(Requirements) Gather up all lines that carry the word "content".

START Task input

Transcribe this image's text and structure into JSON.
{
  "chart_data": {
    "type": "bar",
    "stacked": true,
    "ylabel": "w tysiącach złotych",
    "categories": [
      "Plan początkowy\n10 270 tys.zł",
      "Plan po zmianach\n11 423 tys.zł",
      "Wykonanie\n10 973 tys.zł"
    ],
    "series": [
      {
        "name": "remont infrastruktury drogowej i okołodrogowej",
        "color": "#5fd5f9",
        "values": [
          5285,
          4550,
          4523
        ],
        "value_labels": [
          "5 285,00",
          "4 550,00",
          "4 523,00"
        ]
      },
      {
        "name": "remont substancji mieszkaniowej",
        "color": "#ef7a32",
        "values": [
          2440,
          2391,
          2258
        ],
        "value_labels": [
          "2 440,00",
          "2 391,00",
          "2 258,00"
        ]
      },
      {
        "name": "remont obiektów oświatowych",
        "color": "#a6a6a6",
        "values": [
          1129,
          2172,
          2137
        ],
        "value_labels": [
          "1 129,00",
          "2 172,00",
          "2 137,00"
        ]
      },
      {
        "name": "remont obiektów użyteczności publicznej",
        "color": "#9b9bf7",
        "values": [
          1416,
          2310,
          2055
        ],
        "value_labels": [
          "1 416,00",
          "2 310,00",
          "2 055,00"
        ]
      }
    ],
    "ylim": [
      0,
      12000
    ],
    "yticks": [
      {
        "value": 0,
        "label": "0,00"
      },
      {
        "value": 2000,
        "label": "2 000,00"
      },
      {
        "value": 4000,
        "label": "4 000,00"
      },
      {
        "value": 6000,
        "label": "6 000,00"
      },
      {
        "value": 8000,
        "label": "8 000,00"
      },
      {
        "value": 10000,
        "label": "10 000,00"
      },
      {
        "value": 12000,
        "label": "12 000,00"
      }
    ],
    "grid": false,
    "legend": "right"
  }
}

END Task input
START Task input

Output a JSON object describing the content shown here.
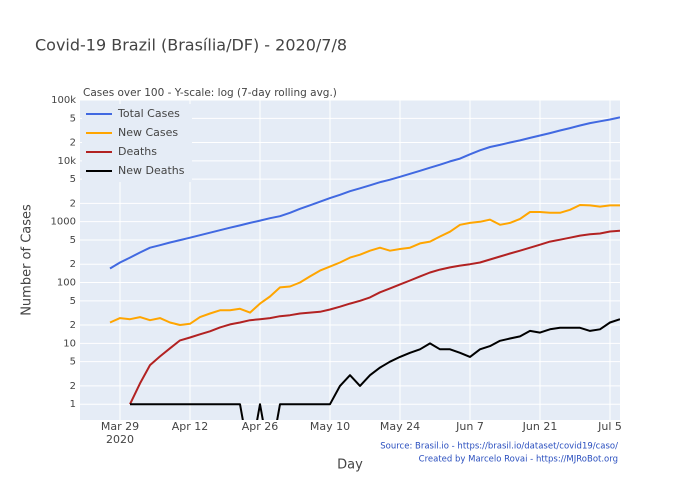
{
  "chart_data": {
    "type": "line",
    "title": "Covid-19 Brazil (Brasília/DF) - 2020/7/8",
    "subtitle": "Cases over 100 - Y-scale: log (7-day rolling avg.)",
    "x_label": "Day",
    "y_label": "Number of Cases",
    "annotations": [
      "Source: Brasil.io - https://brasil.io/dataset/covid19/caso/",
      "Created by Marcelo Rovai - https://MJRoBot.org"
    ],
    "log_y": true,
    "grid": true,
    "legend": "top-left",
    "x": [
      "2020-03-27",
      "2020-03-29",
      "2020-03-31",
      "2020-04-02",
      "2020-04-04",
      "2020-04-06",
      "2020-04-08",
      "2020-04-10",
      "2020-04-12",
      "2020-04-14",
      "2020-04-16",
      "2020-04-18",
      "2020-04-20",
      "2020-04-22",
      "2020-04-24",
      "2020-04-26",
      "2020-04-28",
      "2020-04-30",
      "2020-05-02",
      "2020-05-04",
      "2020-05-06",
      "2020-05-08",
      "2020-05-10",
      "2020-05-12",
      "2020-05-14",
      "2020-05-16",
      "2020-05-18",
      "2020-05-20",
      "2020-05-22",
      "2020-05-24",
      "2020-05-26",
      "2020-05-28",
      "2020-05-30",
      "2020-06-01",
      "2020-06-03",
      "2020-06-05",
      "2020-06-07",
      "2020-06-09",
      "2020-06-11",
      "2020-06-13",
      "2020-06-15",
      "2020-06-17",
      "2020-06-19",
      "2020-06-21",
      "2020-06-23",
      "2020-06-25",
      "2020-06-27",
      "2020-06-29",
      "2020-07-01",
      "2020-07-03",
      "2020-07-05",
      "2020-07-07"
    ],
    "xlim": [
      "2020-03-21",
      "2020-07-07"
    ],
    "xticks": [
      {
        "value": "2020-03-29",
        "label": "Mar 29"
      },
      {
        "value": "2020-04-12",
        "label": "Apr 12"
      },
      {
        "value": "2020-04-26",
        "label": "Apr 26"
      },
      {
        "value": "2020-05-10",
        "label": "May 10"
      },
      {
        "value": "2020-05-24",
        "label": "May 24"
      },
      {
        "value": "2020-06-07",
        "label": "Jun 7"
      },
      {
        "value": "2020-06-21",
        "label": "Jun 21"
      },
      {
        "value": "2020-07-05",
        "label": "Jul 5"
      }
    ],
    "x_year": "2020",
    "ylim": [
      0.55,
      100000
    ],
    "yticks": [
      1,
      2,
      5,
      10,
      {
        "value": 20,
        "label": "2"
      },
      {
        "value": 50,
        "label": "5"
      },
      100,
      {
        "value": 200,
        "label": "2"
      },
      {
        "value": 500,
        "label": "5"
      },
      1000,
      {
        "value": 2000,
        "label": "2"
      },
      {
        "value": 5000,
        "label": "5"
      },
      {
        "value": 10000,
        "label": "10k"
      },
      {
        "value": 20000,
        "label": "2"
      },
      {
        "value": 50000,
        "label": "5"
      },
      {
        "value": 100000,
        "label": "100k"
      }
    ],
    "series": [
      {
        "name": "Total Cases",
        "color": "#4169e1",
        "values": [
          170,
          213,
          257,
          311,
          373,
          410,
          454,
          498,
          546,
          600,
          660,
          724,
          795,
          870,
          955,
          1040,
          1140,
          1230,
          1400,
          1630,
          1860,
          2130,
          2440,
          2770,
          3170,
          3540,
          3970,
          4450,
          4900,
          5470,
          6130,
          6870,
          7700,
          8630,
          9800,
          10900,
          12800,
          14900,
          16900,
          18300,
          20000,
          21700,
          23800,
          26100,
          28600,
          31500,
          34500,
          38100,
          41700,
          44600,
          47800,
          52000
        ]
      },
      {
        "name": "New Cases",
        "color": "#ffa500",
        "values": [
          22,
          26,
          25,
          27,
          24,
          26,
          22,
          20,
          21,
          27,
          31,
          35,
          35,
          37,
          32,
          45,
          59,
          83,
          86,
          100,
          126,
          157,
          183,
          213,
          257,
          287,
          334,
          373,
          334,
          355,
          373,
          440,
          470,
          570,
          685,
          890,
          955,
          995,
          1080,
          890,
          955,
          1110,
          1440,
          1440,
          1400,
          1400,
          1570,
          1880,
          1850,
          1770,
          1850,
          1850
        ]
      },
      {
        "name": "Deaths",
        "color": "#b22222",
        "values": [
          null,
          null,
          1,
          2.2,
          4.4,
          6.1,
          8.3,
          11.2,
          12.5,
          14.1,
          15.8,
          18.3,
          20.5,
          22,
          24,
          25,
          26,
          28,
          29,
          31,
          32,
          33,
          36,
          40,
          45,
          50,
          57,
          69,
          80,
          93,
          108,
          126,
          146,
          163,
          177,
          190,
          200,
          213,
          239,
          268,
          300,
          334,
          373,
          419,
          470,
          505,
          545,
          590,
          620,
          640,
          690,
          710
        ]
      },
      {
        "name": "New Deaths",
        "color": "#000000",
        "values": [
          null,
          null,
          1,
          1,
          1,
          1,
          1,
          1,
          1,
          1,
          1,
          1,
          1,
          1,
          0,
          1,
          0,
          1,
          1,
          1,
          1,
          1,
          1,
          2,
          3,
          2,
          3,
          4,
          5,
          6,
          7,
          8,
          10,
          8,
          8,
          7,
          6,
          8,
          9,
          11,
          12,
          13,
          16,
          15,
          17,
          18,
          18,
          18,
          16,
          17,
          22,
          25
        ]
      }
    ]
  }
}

END Task input
START Task input

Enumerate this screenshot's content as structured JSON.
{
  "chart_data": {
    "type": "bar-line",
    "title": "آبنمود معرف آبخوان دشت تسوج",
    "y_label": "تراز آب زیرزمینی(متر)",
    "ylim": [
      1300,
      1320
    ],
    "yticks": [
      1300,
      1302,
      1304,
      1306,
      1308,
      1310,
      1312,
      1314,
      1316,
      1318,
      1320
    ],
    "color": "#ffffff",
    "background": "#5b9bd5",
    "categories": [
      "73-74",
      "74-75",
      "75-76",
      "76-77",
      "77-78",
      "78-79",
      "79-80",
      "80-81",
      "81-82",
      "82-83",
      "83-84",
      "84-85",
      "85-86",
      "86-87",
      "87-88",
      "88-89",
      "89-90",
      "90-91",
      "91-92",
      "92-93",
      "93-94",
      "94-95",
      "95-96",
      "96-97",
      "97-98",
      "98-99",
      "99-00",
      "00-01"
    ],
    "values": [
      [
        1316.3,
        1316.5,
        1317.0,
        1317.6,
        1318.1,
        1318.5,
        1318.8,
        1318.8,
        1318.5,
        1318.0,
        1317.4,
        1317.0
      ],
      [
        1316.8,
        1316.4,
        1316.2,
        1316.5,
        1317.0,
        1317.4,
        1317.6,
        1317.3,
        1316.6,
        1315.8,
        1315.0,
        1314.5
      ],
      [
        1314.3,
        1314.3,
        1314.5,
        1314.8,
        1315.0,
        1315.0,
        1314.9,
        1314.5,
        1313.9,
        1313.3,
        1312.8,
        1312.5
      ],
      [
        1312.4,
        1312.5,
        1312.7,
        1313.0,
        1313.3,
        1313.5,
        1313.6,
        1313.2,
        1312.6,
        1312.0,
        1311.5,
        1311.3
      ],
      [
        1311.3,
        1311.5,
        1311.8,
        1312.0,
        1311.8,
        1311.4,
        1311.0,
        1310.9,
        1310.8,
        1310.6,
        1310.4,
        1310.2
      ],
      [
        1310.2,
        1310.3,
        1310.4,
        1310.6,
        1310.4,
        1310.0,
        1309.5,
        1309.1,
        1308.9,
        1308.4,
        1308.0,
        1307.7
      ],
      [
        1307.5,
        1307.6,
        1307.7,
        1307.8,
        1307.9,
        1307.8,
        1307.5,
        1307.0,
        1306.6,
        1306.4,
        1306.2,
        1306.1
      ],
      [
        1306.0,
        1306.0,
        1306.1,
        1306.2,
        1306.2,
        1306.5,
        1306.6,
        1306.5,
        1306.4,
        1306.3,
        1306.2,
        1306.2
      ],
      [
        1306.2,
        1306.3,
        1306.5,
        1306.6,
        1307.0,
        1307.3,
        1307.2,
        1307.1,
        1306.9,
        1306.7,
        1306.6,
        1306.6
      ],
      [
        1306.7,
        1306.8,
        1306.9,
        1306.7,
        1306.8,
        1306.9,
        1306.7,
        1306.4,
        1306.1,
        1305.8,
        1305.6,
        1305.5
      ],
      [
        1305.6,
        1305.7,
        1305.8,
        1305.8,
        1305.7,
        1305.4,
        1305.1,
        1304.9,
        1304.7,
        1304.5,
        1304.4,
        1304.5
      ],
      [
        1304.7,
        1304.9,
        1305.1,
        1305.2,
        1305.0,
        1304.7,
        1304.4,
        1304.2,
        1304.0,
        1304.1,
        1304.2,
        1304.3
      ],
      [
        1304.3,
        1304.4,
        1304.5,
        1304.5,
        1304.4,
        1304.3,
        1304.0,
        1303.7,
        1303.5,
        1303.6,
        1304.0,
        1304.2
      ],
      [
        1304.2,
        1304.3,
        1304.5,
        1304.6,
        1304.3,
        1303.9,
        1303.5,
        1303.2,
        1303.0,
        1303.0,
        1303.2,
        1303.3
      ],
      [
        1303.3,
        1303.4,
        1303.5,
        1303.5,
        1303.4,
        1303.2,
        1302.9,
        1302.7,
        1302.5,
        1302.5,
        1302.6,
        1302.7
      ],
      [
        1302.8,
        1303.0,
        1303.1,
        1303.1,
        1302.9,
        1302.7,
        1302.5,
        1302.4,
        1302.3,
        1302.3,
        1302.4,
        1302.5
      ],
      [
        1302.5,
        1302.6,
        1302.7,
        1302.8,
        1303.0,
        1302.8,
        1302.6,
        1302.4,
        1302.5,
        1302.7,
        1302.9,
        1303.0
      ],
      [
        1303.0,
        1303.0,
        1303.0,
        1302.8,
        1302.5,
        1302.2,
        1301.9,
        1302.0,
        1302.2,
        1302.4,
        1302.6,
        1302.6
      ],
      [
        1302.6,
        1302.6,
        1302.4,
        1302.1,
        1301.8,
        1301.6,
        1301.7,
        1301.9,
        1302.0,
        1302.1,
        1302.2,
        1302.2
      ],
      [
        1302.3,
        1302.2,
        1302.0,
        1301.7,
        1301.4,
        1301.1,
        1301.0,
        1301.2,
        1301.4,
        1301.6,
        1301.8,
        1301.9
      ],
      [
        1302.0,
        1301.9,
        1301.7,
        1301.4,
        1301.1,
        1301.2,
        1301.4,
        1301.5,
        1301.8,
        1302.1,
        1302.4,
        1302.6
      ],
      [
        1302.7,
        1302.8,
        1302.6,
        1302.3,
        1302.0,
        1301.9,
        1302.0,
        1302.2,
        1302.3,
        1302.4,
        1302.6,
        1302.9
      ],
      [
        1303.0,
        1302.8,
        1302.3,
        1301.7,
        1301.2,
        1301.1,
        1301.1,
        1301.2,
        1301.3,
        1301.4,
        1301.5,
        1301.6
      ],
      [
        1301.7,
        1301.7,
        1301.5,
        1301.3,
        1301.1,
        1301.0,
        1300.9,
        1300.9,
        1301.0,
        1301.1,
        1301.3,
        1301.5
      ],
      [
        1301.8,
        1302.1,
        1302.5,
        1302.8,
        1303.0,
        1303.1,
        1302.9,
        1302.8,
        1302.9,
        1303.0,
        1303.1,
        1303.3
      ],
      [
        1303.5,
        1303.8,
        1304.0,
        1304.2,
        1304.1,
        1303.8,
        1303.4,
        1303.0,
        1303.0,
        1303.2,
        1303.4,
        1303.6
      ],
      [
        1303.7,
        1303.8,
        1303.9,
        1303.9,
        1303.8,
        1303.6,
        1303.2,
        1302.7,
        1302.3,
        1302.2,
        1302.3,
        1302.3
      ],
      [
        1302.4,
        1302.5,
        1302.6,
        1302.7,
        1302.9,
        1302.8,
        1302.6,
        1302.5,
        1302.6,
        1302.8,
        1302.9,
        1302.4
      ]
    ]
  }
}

END Task input

(Answer to the problem)
Output a JSON object describing the content shown here.
Enumerate this screenshot's content as structured JSON.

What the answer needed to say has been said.